— Start Given data —

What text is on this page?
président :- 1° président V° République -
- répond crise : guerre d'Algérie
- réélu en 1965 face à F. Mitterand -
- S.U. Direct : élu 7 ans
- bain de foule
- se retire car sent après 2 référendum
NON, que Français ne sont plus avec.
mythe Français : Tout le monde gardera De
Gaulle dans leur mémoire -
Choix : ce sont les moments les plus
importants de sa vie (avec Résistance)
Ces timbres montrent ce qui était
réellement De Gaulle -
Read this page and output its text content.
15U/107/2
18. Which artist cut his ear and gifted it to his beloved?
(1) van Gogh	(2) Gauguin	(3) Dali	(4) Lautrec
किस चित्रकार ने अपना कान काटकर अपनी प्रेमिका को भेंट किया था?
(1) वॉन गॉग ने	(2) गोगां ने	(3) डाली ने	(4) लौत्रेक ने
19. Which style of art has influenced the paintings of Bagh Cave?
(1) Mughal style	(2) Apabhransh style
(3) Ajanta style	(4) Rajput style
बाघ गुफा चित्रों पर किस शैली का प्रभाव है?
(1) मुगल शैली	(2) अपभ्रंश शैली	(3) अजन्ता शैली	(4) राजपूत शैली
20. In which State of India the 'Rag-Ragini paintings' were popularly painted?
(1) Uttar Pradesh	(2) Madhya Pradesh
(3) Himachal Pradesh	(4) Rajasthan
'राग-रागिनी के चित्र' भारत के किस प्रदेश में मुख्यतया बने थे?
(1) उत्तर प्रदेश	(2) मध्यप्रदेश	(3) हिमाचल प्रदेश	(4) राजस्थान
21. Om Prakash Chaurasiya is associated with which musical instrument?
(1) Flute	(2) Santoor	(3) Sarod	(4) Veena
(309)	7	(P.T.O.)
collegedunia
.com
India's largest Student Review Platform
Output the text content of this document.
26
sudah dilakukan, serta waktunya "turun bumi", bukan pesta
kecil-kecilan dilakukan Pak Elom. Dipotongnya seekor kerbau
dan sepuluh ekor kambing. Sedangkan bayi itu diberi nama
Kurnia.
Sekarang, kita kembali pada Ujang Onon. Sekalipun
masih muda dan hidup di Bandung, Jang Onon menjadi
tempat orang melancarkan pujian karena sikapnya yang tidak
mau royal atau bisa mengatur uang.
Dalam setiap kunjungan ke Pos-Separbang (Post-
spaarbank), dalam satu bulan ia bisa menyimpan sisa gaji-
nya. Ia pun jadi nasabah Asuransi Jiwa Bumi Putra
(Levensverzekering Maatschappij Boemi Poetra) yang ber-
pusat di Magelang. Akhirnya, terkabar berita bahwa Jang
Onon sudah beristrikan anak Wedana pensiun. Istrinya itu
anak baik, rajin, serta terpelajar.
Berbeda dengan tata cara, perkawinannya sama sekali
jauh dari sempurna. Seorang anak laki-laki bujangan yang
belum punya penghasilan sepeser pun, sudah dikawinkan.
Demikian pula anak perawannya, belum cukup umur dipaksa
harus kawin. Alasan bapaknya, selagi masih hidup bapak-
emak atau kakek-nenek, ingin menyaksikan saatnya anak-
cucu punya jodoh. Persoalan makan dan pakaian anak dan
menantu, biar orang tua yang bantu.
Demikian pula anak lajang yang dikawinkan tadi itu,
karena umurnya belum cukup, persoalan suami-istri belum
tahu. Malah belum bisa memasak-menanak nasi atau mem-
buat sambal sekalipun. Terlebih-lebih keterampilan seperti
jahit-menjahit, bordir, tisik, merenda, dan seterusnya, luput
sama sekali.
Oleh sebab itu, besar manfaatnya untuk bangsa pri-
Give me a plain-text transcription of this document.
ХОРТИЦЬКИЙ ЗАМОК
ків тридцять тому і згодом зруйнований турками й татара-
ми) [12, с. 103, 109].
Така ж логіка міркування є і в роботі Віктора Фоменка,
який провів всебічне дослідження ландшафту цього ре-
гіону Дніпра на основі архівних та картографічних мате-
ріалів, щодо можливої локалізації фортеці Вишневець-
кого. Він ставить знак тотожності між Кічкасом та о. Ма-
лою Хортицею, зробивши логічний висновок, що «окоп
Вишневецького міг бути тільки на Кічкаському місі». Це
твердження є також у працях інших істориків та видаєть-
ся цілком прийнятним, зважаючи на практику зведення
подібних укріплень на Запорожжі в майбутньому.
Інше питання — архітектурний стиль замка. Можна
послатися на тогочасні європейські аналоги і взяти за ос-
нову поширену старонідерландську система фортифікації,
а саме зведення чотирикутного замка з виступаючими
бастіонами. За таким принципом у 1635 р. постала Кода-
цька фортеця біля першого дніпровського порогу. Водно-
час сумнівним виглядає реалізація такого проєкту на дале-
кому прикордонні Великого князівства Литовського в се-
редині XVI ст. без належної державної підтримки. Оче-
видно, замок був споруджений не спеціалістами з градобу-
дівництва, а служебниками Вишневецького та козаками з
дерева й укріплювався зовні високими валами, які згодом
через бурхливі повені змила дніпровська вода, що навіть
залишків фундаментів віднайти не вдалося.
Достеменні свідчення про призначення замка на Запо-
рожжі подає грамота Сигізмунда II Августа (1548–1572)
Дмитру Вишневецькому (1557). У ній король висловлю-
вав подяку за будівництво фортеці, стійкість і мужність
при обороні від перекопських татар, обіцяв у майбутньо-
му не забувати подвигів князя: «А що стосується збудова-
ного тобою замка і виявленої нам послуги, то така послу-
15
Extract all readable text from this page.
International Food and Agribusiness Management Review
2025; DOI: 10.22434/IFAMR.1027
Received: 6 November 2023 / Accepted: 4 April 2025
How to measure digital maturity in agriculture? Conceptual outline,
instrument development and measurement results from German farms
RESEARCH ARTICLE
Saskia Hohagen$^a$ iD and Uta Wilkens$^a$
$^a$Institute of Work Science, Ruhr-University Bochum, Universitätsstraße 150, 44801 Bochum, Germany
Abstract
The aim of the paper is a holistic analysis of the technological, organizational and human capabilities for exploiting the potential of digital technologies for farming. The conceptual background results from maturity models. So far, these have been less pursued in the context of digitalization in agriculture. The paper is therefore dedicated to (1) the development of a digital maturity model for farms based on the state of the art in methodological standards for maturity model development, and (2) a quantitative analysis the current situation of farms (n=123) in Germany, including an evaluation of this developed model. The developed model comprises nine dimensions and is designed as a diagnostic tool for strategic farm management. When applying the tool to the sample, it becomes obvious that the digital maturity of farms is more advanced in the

— End Given data —

> **Goal**:
Repeat the material above in full, keeping every word.

> **Answer below**:
What text is on this page?
président :- 1° président V° République -
- répond crise : guerre d'Algérie
- réélu en 1965 face à F. Mitterand -
- S.U. Direct : élu 7 ans
- bain de foule
- se retire car sent après 2 référendum
NON, que Français ne sont plus avec.
mythe Français : Tout le monde gardera De
Gaulle dans leur mémoire -
Choix : ce sont les moments les plus
importants de sa vie (avec Résistance)
Ces timbres montrent ce qui était
réellement De Gaulle -
Read this page and output its text content.
15U/107/2
18. Which artist cut his ear and gifted it to his beloved?
(1) van Gogh	(2) Gauguin	(3) Dali	(4) Lautrec
किस चित्रकार ने अपना कान काटकर अपनी प्रेमिका को भेंट किया था?
(1) वॉन गॉग ने	(2) गोगां ने	(3) डाली ने	(4) लौत्रेक ने
19. Which style of art has influenced the paintings of Bagh Cave?
(1) Mughal style	(2) Apabhransh style
(3) Ajanta style	(4) Rajput style
बाघ गुफा चित्रों पर किस शैली का प्रभाव है?
(1) मुगल शैली	(2) अपभ्रंश शैली	(3) अजन्ता शैली	(4) राजपूत शैली
20. In which State of India the 'Rag-Ragini paintings' were popularly painted?
(1) Uttar Pradesh	(2) Madhya Pradesh
(3) Himachal Pradesh	(4) Rajasthan
'राग-रागिनी के चित्र' भारत के किस प्रदेश में मुख्यतया बने थे?
(1) उत्तर प्रदेश	(2) मध्यप्रदेश	(3) हिमाचल प्रदेश	(4) राजस्थान
21. Om Prakash Chaurasiya is associated with which musical instrument?
(1) Flute	(2) Santoor	(3) Sarod	(4) Veena
(309)	7	(P.T.O.)
collegedunia
.com
India's largest Student Review Platform
Output the text content of this document.
26
sudah dilakukan, serta waktunya "turun bumi", bukan pesta
kecil-kecilan dilakukan Pak Elom. Dipotongnya seekor kerbau
dan sepuluh ekor kambing. Sedangkan bayi itu diberi nama
Kurnia.
Sekarang, kita kembali pada Ujang Onon. Sekalipun
masih muda dan hidup di Bandung, Jang Onon menjadi
tempat orang melancarkan pujian karena sikapnya yang tidak
mau royal atau bisa mengatur uang.
Dalam setiap kunjungan ke Pos-Separbang (Post-
spaarbank), dalam satu bulan ia bisa menyimpan sisa gaji-
nya. Ia pun jadi nasabah Asuransi Jiwa Bumi Putra
(Levensverzekering Maatschappij Boemi Poetra) yang ber-
pusat di Magelang. Akhirnya, terkabar berita bahwa Jang
Onon sudah beristrikan anak Wedana pensiun. Istrinya itu
anak baik, rajin, serta terpelajar.
Berbeda dengan tata cara, perkawinannya sama sekali
jauh dari sempurna. Seorang anak laki-laki bujangan yang
belum punya penghasilan sepeser pun, sudah dikawinkan.
Demikian pula anak perawannya, belum cukup umur dipaksa
harus kawin. Alasan bapaknya, selagi masih hidup bapak-
emak atau kakek-nenek, ingin menyaksikan saatnya anak-
cucu punya jodoh. Persoalan makan dan pakaian anak dan
menantu, biar orang tua yang bantu.
Demikian pula anak lajang yang dikawinkan tadi itu,
karena umurnya belum cukup, persoalan suami-istri belum
tahu. Malah belum bisa memasak-menanak nasi atau mem-
buat sambal sekalipun. Terlebih-lebih keterampilan seperti
jahit-menjahit, bordir, tisik, merenda, dan seterusnya, luput
sama sekali.
Oleh sebab itu, besar manfaatnya untuk bangsa pri-
Give me a plain-text transcription of this document.
ХОРТИЦЬКИЙ ЗАМОК
ків тридцять тому і згодом зруйнований турками й татара-
ми) [12, с. 103, 109].
Така ж логіка міркування є і в роботі Віктора Фоменка,
який провів всебічне дослідження ландшафту цього ре-
гіону Дніпра на основі архівних та картографічних мате-
ріалів, щодо можливої локалізації фортеці Вишневець-
кого. Він ставить знак тотожності між Кічкасом та о. Ма-
лою Хортицею, зробивши логічний висновок, що «окоп
Вишневецького міг бути тільки на Кічкаському місі». Це
твердження є також у працях інших істориків та видаєть-
ся цілком прийнятним, зважаючи на практику зведення
подібних укріплень на Запорожжі в майбутньому.
Інше питання — архітектурний стиль замка. Можна
послатися на тогочасні європейські аналоги і взяти за ос-
нову поширену старонідерландську система фортифікації,
а саме зведення чотирикутного замка з виступаючими
бастіонами. За таким принципом у 1635 р. постала Кода-
цька фортеця біля першого дніпровського порогу. Водно-
час сумнівним виглядає реалізація такого проєкту на дале-
кому прикордонні Великого князівства Литовського в се-
редині XVI ст. без належної державної підтримки. Оче-
видно, замок був споруджений не спеціалістами з градобу-
дівництва, а служебниками Вишневецького та козаками з
дерева й укріплювався зовні високими валами, які згодом
через бурхливі повені змила дніпровська вода, що навіть
залишків фундаментів віднайти не вдалося.
Достеменні свідчення про призначення замка на Запо-
рожжі подає грамота Сигізмунда II Августа (1548–1572)
Дмитру Вишневецькому (1557). У ній король висловлю-
вав подяку за будівництво фортеці, стійкість і мужність
при обороні від перекопських татар, обіцяв у майбутньо-
му не забувати подвигів князя: «А що стосується збудова-
ного тобою замка і виявленої нам послуги, то така послу-
15
Extract all readable text from this page.
International Food and Agribusiness Management Review
2025; DOI: 10.22434/IFAMR.1027
Received: 6 November 2023 / Accepted: 4 April 2025
How to measure digital maturity in agriculture? Conceptual outline,
instrument development and measurement results from German farms
RESEARCH ARTICLE
Saskia Hohagen$^a$ iD and Uta Wilkens$^a$
$^a$Institute of Work Science, Ruhr-University Bochum, Universitätsstraße 150, 44801 Bochum, Germany
Abstract
The aim of the paper is a holistic analysis of the technological, organizational and human capabilities for exploiting the potential of digital technologies for farming. The conceptual background results from maturity models. So far, these have been less pursued in the context of digitalization in agriculture. The paper is therefore dedicated to (1) the development of a digital maturity model for farms based on the state of the art in methodological standards for maturity model development, and (2) a quantitative analysis the current situation of farms (n=123) in Germany, including an evaluation of this developed model. The developed model comprises nine dimensions and is designed as a diagnostic tool for strategic farm management. When applying the tool to the sample, it becomes obvious that the digital maturity of farms is more advanced in the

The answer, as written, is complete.